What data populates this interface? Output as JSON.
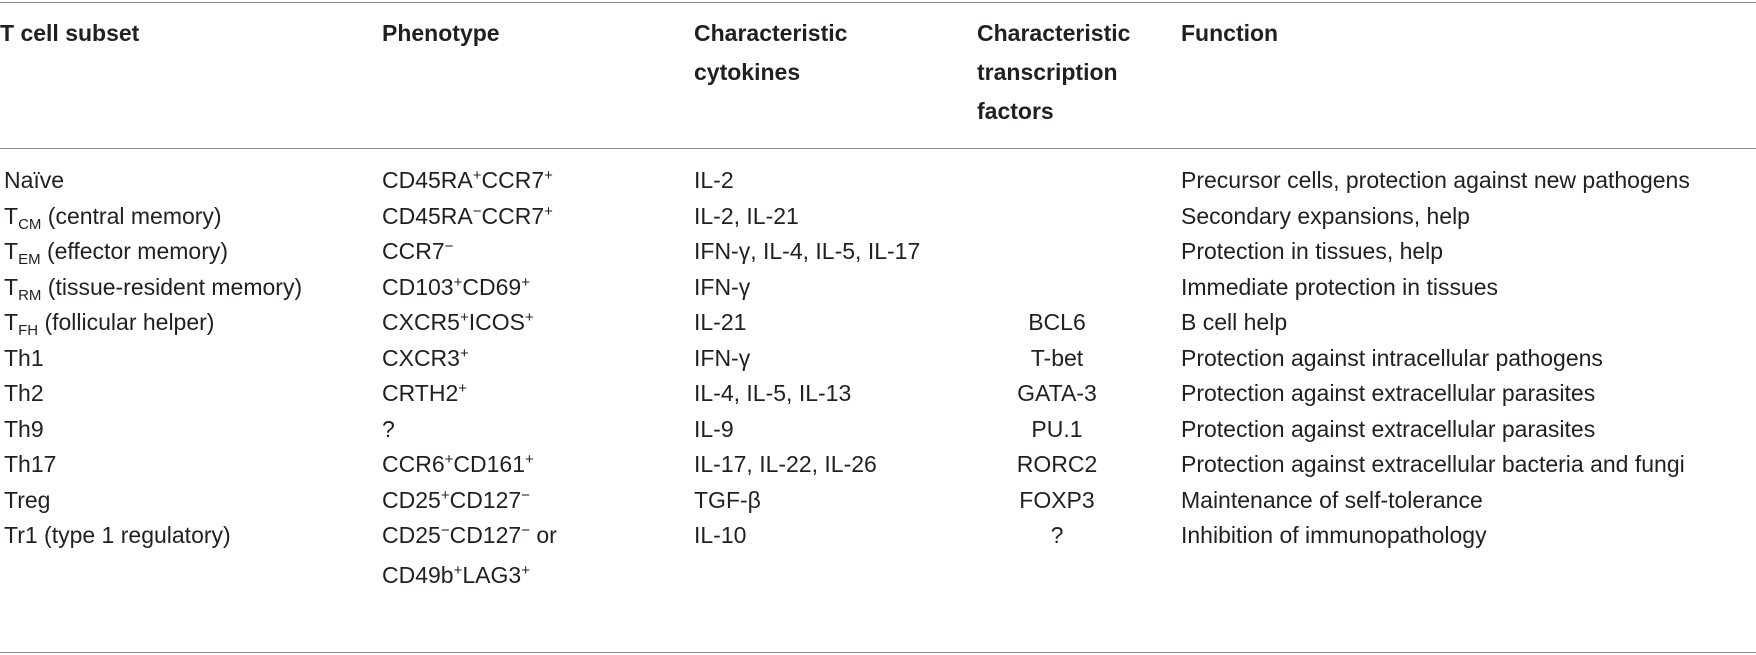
{
  "table": {
    "headers": {
      "subset": "T cell subset",
      "phenotype": "Phenotype",
      "cytokines_1": "Characteristic",
      "cytokines_2": "cytokines",
      "tf_1": "Characteristic",
      "tf_2": "transcription",
      "tf_3": "factors",
      "function": "Function"
    },
    "rows": [
      {
        "subset_main": "Naïve",
        "subset_sub": "",
        "subset_rest": "",
        "phenotype": [
          [
            "CD45RA",
            "+"
          ],
          [
            "CCR7",
            "+"
          ]
        ],
        "cytokines": "IL-2",
        "tf": "",
        "function": "Precursor cells, protection against new pathogens"
      },
      {
        "subset_main": "T",
        "subset_sub": "CM",
        "subset_rest": " (central memory)",
        "phenotype": [
          [
            "CD45RA",
            "−"
          ],
          [
            "CCR7",
            "+"
          ]
        ],
        "cytokines": "IL-2, IL-21",
        "tf": "",
        "function": "Secondary expansions, help"
      },
      {
        "subset_main": "T",
        "subset_sub": "EM",
        "subset_rest": " (effector memory)",
        "phenotype": [
          [
            "CCR7",
            "−"
          ]
        ],
        "cytokines": "IFN-γ, IL-4, IL-5, IL-17",
        "tf": "",
        "function": "Protection in tissues, help"
      },
      {
        "subset_main": "T",
        "subset_sub": "RM",
        "subset_rest": " (tissue-resident memory)",
        "phenotype": [
          [
            "CD103",
            "+"
          ],
          [
            "CD69",
            "+"
          ]
        ],
        "cytokines": "IFN-γ",
        "tf": "",
        "function": "Immediate protection in tissues"
      },
      {
        "subset_main": "T",
        "subset_sub": "FH",
        "subset_rest": " (follicular helper)",
        "phenotype": [
          [
            "CXCR5",
            "+"
          ],
          [
            "ICOS",
            "+"
          ]
        ],
        "cytokines": "IL-21",
        "tf": "BCL6",
        "function": "B cell help"
      },
      {
        "subset_main": "Th1",
        "subset_sub": "",
        "subset_rest": "",
        "phenotype": [
          [
            "CXCR3",
            "+"
          ]
        ],
        "cytokines": "IFN-γ",
        "tf": "T-bet",
        "function": "Protection against intracellular pathogens"
      },
      {
        "subset_main": "Th2",
        "subset_sub": "",
        "subset_rest": "",
        "phenotype": [
          [
            "CRTH2",
            "+"
          ]
        ],
        "cytokines": "IL-4, IL-5, IL-13",
        "tf": "GATA-3",
        "function": "Protection against extracellular parasites"
      },
      {
        "subset_main": "Th9",
        "subset_sub": "",
        "subset_rest": "",
        "phenotype": [
          [
            "?",
            ""
          ]
        ],
        "cytokines": "IL-9",
        "tf": "PU.1",
        "function": "Protection against extracellular parasites"
      },
      {
        "subset_main": "Th17",
        "subset_sub": "",
        "subset_rest": "",
        "phenotype": [
          [
            "CCR6",
            "+"
          ],
          [
            "CD161",
            "+"
          ]
        ],
        "cytokines": "IL-17, IL-22, IL-26",
        "tf": "RORC2",
        "function": "Protection against extracellular bacteria and fungi"
      },
      {
        "subset_main": "Treg",
        "subset_sub": "",
        "subset_rest": "",
        "phenotype": [
          [
            "CD25",
            "+"
          ],
          [
            "CD127",
            "−"
          ]
        ],
        "cytokines": "TGF-β",
        "tf": "FOXP3",
        "function": "Maintenance of self-tolerance"
      },
      {
        "subset_main": "Tr1 (type 1 regulatory)",
        "subset_sub": "",
        "subset_rest": "",
        "phenotype": [
          [
            "CD25",
            "−"
          ],
          [
            "CD127",
            "−"
          ],
          [
            " or",
            ""
          ]
        ],
        "phenotype_line2": [
          [
            "CD49b",
            "+"
          ],
          [
            "LAG3",
            "+"
          ]
        ],
        "cytokines": "IL-10",
        "tf": "?",
        "function": "Inhibition of immunopathology"
      }
    ]
  }
}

....................

Work required:
Read through the material above, and whenever a line contains "pathogens", copy it.

Exercise response:
        "function": "Precursor cells, protection against new pathogens"
        "function": "Protection against intracellular pathogens"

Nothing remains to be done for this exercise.